[Figure collection entries]
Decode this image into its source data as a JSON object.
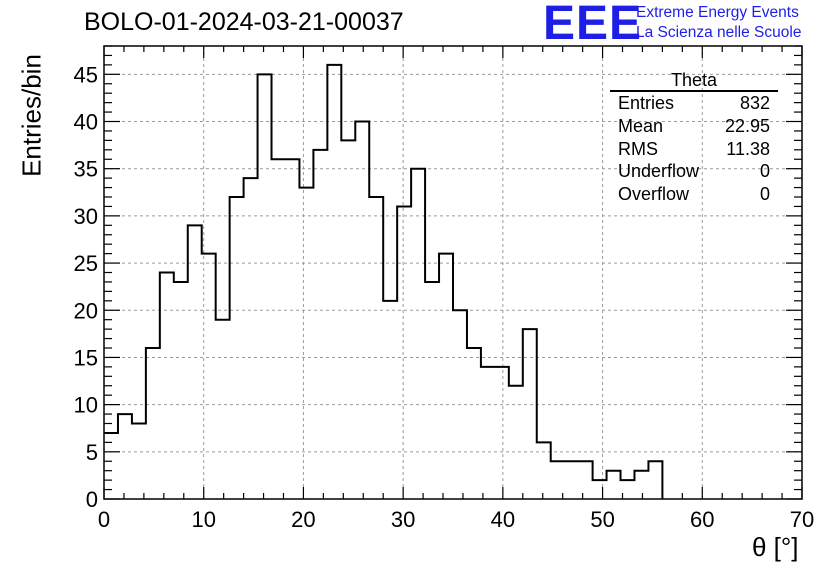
{
  "title": "BOLO-01-2024-03-21-00037",
  "logo": {
    "mark": "EEE",
    "line1": "Extreme Energy Events",
    "line2": "La Scienza nelle Scuole",
    "color": "#1e1ee6"
  },
  "stats": {
    "name": "Theta",
    "rows": [
      {
        "label": "Entries",
        "value": "832"
      },
      {
        "label": "Mean",
        "value": "22.95"
      },
      {
        "label": "RMS",
        "value": "11.38"
      },
      {
        "label": "Underflow",
        "value": "0"
      },
      {
        "label": "Overflow",
        "value": "0"
      }
    ]
  },
  "chart_data": {
    "type": "bar",
    "style": "step-histogram",
    "title": "BOLO-01-2024-03-21-00037",
    "xlabel": "θ [°]",
    "ylabel": "Entries/bin",
    "xlim": [
      0,
      70
    ],
    "ylim": [
      0,
      48
    ],
    "bin_width": 1.4,
    "bin_edges_start": 0,
    "xticks": [
      0,
      10,
      20,
      30,
      40,
      50,
      60,
      70
    ],
    "yticks": [
      0,
      5,
      10,
      15,
      20,
      25,
      30,
      35,
      40,
      45
    ],
    "grid": true,
    "values": [
      7,
      9,
      8,
      16,
      24,
      23,
      29,
      26,
      19,
      32,
      34,
      45,
      36,
      36,
      33,
      37,
      46,
      38,
      40,
      32,
      21,
      31,
      35,
      23,
      26,
      20,
      16,
      14,
      14,
      12,
      18,
      6,
      4,
      4,
      4,
      2,
      3,
      2,
      3,
      4,
      0,
      0,
      0,
      0,
      0,
      0,
      0,
      0,
      0,
      0
    ]
  }
}
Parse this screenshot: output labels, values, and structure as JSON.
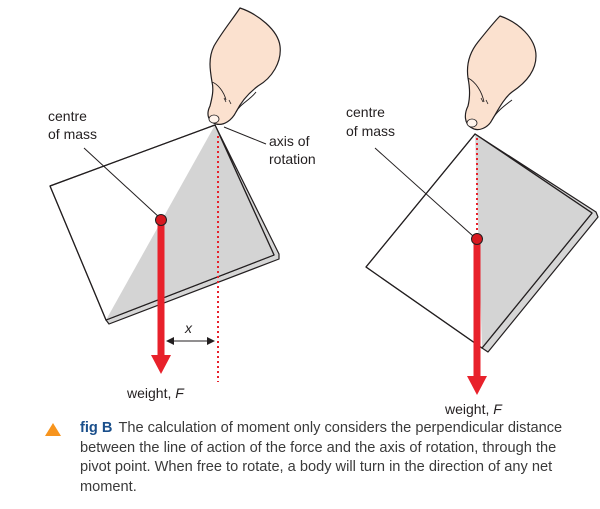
{
  "left_diagram": {
    "centre_label_1": "centre",
    "centre_label_2": "of mass",
    "axis_label_1": "axis of",
    "axis_label_2": "rotation",
    "distance_label": "x",
    "weight_label": "weight, ",
    "weight_symbol": "F"
  },
  "right_diagram": {
    "centre_label_1": "centre",
    "centre_label_2": "of mass",
    "weight_label": "weight, ",
    "weight_symbol": "F"
  },
  "caption": {
    "label": "fig B",
    "text": "The calculation of moment only considers the perpendicular distance between the line of action of the force and the axis of rotation, through the pivot point. When free to rotate, a body will turn in the direction of any net moment."
  },
  "colors": {
    "force_arrow": "#e8212b",
    "centre_dot": "#d71920",
    "shaded_region": "#d4d4d4",
    "caption_marker": "#f7941d",
    "caption_label": "#1a4f8b"
  }
}
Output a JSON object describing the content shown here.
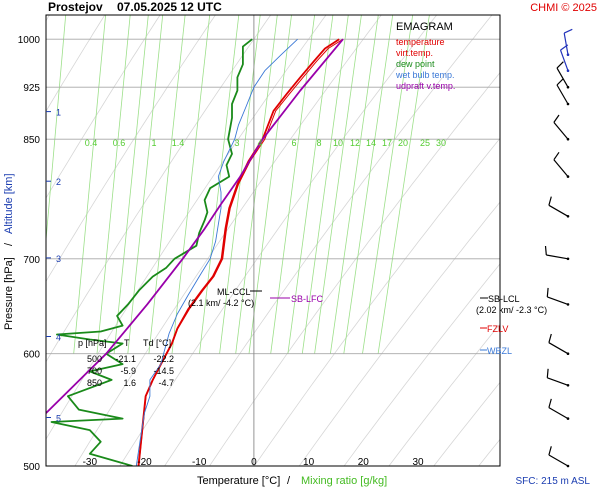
{
  "header": {
    "station": "Prostejov",
    "datetime": "07.05.2025 12 UTC",
    "credit": "CHMI © 2025"
  },
  "chart_data": {
    "type": "line",
    "title": "EMAGRAM",
    "xlabel_temp": "Temperature [°C]",
    "xlabel_sep": "/",
    "xlabel_mix": "Mixing ratio [g/kg]",
    "ylabel_pressure": "Pressure [hPa]",
    "ylabel_sep": "/",
    "ylabel_alt": "Altitude [km]",
    "xlim": [
      -38,
      45
    ],
    "ylim": [
      1040,
      500
    ],
    "y_scale": "log",
    "x_ticks": [
      -30,
      -20,
      -10,
      0,
      10,
      20,
      30
    ],
    "p_ticks": [
      500,
      600,
      700,
      850,
      925,
      1000
    ],
    "altitude_ticks": [
      {
        "label": "1",
        "p": 889
      },
      {
        "label": "2",
        "p": 794
      },
      {
        "label": "3",
        "p": 701
      },
      {
        "label": "4",
        "p": 617
      },
      {
        "label": "5",
        "p": 541
      }
    ],
    "mixing_ratio_labels": [
      "0.4",
      "0.6",
      "1",
      "1.4",
      "3",
      "4",
      "6",
      "8",
      "10",
      "12",
      "14",
      "17",
      "20",
      "25",
      "30"
    ],
    "legend": [
      {
        "name": "temperature",
        "color": "#e00000"
      },
      {
        "name": "virt.temp.",
        "color": "#e00000"
      },
      {
        "name": "dew point",
        "color": "#1a8a1a"
      },
      {
        "name": "wet bulb temp.",
        "color": "#3a78d6"
      },
      {
        "name": "udpraft v.temp.",
        "color": "#9900aa"
      }
    ],
    "series": [
      {
        "name": "temperature",
        "color": "#e00000",
        "points": [
          [
            15.6,
            1000
          ],
          [
            13,
            985
          ],
          [
            11,
            965
          ],
          [
            8.5,
            940
          ],
          [
            6,
            915
          ],
          [
            3.6,
            890
          ],
          [
            1.6,
            850
          ],
          [
            -1,
            820
          ],
          [
            -3,
            790
          ],
          [
            -4.5,
            760
          ],
          [
            -5.2,
            735
          ],
          [
            -5.9,
            700
          ],
          [
            -7.5,
            680
          ],
          [
            -9.5,
            665
          ],
          [
            -12,
            645
          ],
          [
            -14,
            625
          ],
          [
            -15,
            610
          ],
          [
            -17,
            590
          ],
          [
            -18.5,
            575
          ],
          [
            -19.8,
            560
          ],
          [
            -21.1,
            500
          ]
        ]
      },
      {
        "name": "virt.temp.",
        "color": "#e00000",
        "points": [
          [
            16.3,
            1000
          ],
          [
            13.6,
            985
          ],
          [
            11.5,
            965
          ],
          [
            9,
            940
          ],
          [
            6.5,
            915
          ],
          [
            4,
            890
          ],
          [
            2,
            850
          ],
          [
            -0.7,
            820
          ],
          [
            -2.8,
            790
          ],
          [
            -4.3,
            760
          ],
          [
            -5.0,
            735
          ],
          [
            -5.7,
            700
          ],
          [
            -7.3,
            680
          ],
          [
            -9.3,
            665
          ],
          [
            -11.8,
            645
          ],
          [
            -13.9,
            625
          ],
          [
            -14.9,
            610
          ],
          [
            -16.9,
            590
          ],
          [
            -18.4,
            575
          ],
          [
            -19.7,
            560
          ],
          [
            -21.0,
            500
          ]
        ]
      },
      {
        "name": "dew point",
        "color": "#1a8a1a",
        "points": [
          [
            -0.3,
            1000
          ],
          [
            -2,
            988
          ],
          [
            -2,
            960
          ],
          [
            -3,
            940
          ],
          [
            -3,
            920
          ],
          [
            -4,
            900
          ],
          [
            -4,
            880
          ],
          [
            -4.7,
            850
          ],
          [
            -4,
            830
          ],
          [
            -5,
            815
          ],
          [
            -4.5,
            800
          ],
          [
            -8,
            785
          ],
          [
            -9,
            770
          ],
          [
            -8.5,
            755
          ],
          [
            -9,
            745
          ],
          [
            -10,
            730
          ],
          [
            -10.5,
            715
          ],
          [
            -14.5,
            700
          ],
          [
            -16,
            690
          ],
          [
            -18.5,
            680
          ],
          [
            -21,
            665
          ],
          [
            -23,
            650
          ],
          [
            -25,
            638
          ],
          [
            -24,
            628
          ],
          [
            -28,
            622
          ],
          [
            -36,
            619
          ],
          [
            -30,
            614
          ],
          [
            -24,
            610
          ],
          [
            -27,
            600
          ],
          [
            -24,
            590
          ],
          [
            -30,
            583
          ],
          [
            -26,
            575
          ],
          [
            -34,
            560
          ],
          [
            -32,
            548
          ],
          [
            -24,
            540
          ],
          [
            -37,
            537
          ],
          [
            -30,
            530
          ],
          [
            -28,
            520
          ],
          [
            -30,
            510
          ],
          [
            -22.2,
            500
          ]
        ]
      },
      {
        "name": "wet bulb temp.",
        "color": "#3a78d6",
        "points": [
          [
            8,
            1000
          ],
          [
            5,
            975
          ],
          [
            2,
            950
          ],
          [
            0,
            925
          ],
          [
            -1.5,
            895
          ],
          [
            -2.8,
            870
          ],
          [
            -3.5,
            850
          ],
          [
            -5.5,
            820
          ],
          [
            -6.5,
            800
          ],
          [
            -6,
            780
          ],
          [
            -6,
            760
          ],
          [
            -6.5,
            740
          ],
          [
            -7,
            720
          ],
          [
            -8,
            700
          ],
          [
            -10,
            680
          ],
          [
            -12,
            660
          ],
          [
            -14,
            640
          ],
          [
            -15.5,
            620
          ],
          [
            -16.5,
            600
          ],
          [
            -17,
            590
          ],
          [
            -19,
            575
          ],
          [
            -19,
            560
          ],
          [
            -20,
            545
          ],
          [
            -20.5,
            530
          ],
          [
            -21.5,
            500
          ]
        ]
      },
      {
        "name": "udpraft v.temp.",
        "color": "#9900aa",
        "points": [
          [
            16.3,
            1000
          ],
          [
            8.5,
            920
          ],
          [
            1.6,
            850
          ],
          [
            -2.5,
            800
          ],
          [
            -6,
            765
          ],
          [
            -9,
            735
          ],
          [
            -13,
            700
          ],
          [
            -19.5,
            650
          ],
          [
            -27,
            600
          ],
          [
            -39,
            540
          ]
        ]
      }
    ],
    "annotations": {
      "ml_ccl": "ML-CCL",
      "ml_ccl_sub": "(2.1 km/ -4.2 °C)",
      "sb_lfc": "SB-LFC",
      "sb_lcl": "SB-LCL",
      "sb_lcl_sub": "(2.02 km/ -2.3 °C)",
      "fzlv": "FZLV",
      "wbzl": "WBZL"
    },
    "table": {
      "headers": [
        "p [hPa]",
        "T",
        "Td [°C]"
      ],
      "rows": [
        [
          "500",
          "-21.1",
          "-22.2"
        ],
        [
          "700",
          "-5.9",
          "-14.5"
        ],
        [
          "850",
          "1.6",
          "-4.7"
        ]
      ]
    },
    "footer": "SFC: 215 m ASL",
    "wind_barb_pressures": [
      500,
      540,
      570,
      600,
      650,
      700,
      750,
      800,
      850,
      900,
      925,
      950,
      975
    ],
    "grid": true
  }
}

» STATED TASK
Scan the entries above for the word "BOLO" and collect each line holding it.

» CORRECT RESPONSE
  "title": "BOLO-01-2024-03-21-00037",
    "title": "BOLO-01-2024-03-21-00037",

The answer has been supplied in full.